Records
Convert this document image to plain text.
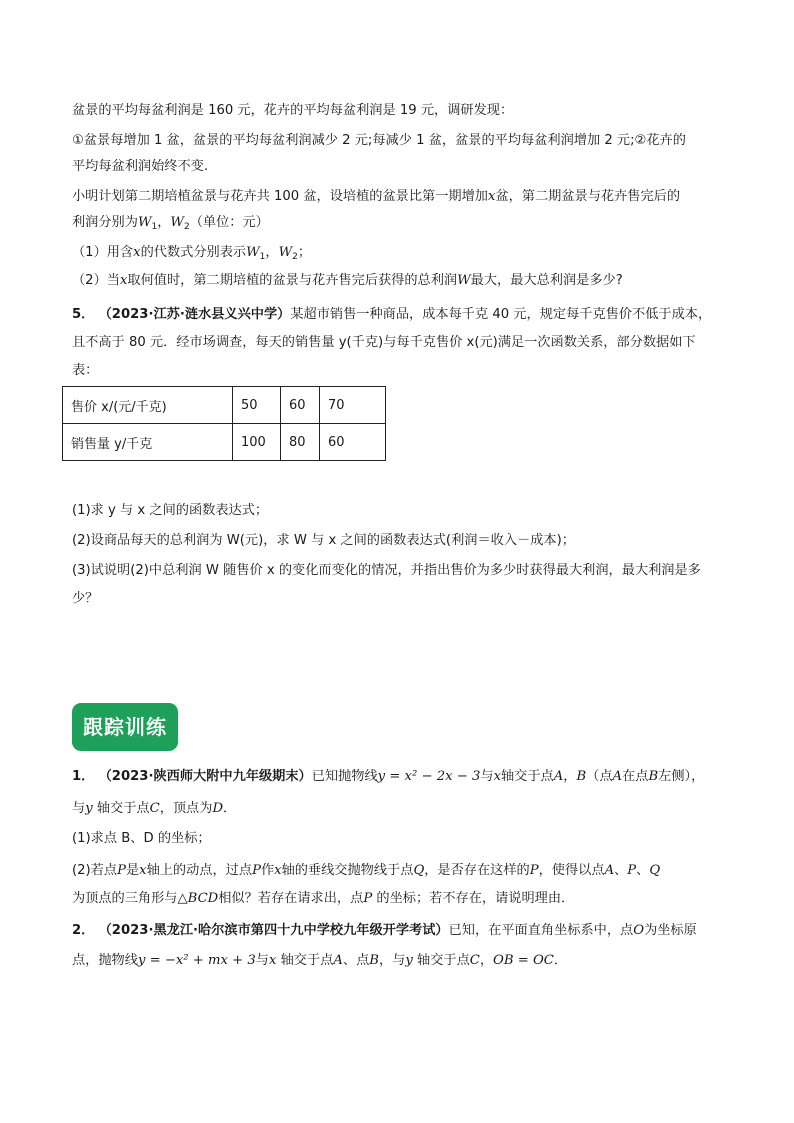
盆景的平均每盆利润是 160 元，花卉的平均每盆利润是 19 元，调研发现：
①盆景每增加 1 盆，盆景的平均每盆利润减少 2 元;每减少 1 盆，盆景的平均每盆利润增加 2 元;②花卉的
平均每盆利润始终不变.
小明计划第二期培植盆景与花卉共 100 盆，设培植的盆景比第一期增加x盆，第二期盆景与花卉售完后的
利润分别为$W_1$，$W_2$（单位：元）
（1）用含x的代数式分别表示$W_1$，$W_2$；
（2）当x取何值时，第二期培植的盆景与花卉售完后获得的总利润W最大，最大总利润是多少?
5． （2023·江苏·涟水县义兴中学）某超市销售一种商品，成本每千克 40 元，规定每千克售价不低于成本，
且不高于 80 元．经市场调查，每天的销售量 y(千克)与每千克售价 x(元)满足一次函数关系，部分数据如下
表：
售价 x/(元/千克)	50	60	70
销售量 y/千克	100	80	60
(1)求 y 与 x 之间的函数表达式；
(2)设商品每天的总利润为 W(元)，求 W 与 x 之间的函数表达式(利润＝收入－成本)；
(3)试说明(2)中总利润 W 随售价 x 的变化而变化的情况，并指出售价为多少时获得最大利润，最大利润是多
少？
跟踪训练
1． （2023·陕西师大附中九年级期末）已知抛物线y = x² − 2x − 3与x轴交于点A，B（点A在点B左侧），
与y 轴交于点C，顶点为D．
(1)求点 B、D 的坐标；
(2)若点P是x轴上的动点，过点P作x轴的垂线交抛物线于点Q，是否存在这样的P，使得以点A、P、Q
为顶点的三角形与△BCD相似？若存在请求出，点P 的坐标；若不存在，请说明理由．
2． （2023·黑龙江·哈尔滨市第四十九中学校九年级开学考试）已知，在平面直角坐标系中，点O为坐标原
点，抛物线y = −x² + mx + 3与x 轴交于点A、点B，与y 轴交于点C，OB = OC．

The exercise: All of the lines above should be printed exactly, minus the pictures.

Worked answer:
Convert this document image to plain text.
盆景的平均每盆利润是 160 元，花卉的平均每盆利润是 19 元，调研发现：
①盆景每增加 1 盆，盆景的平均每盆利润减少 2 元;每减少 1 盆，盆景的平均每盆利润增加 2 元;②花卉的
平均每盆利润始终不变.
小明计划第二期培植盆景与花卉共 100 盆，设培植的盆景比第一期增加x盆，第二期盆景与花卉售完后的
利润分别为$W_1$，$W_2$（单位：元）
（1）用含x的代数式分别表示$W_1$，$W_2$；
（2）当x取何值时，第二期培植的盆景与花卉售完后获得的总利润W最大，最大总利润是多少?
5． （2023·江苏·涟水县义兴中学）某超市销售一种商品，成本每千克 40 元，规定每千克售价不低于成本，
且不高于 80 元．经市场调查，每天的销售量 y(千克)与每千克售价 x(元)满足一次函数关系，部分数据如下
表：
售价 x/(元/千克)	50	60	70
销售量 y/千克	100	80	60
(1)求 y 与 x 之间的函数表达式；
(2)设商品每天的总利润为 W(元)，求 W 与 x 之间的函数表达式(利润＝收入－成本)；
(3)试说明(2)中总利润 W 随售价 x 的变化而变化的情况，并指出售价为多少时获得最大利润，最大利润是多
少？
跟踪训练
1． （2023·陕西师大附中九年级期末）已知抛物线y = x² − 2x − 3与x轴交于点A，B（点A在点B左侧），
与y 轴交于点C，顶点为D．
(1)求点 B、D 的坐标；
(2)若点P是x轴上的动点，过点P作x轴的垂线交抛物线于点Q，是否存在这样的P，使得以点A、P、Q
为顶点的三角形与△BCD相似？若存在请求出，点P 的坐标；若不存在，请说明理由．
2． （2023·黑龙江·哈尔滨市第四十九中学校九年级开学考试）已知，在平面直角坐标系中，点O为坐标原
点，抛物线y = −x² + mx + 3与x 轴交于点A、点B，与y 轴交于点C，OB = OC．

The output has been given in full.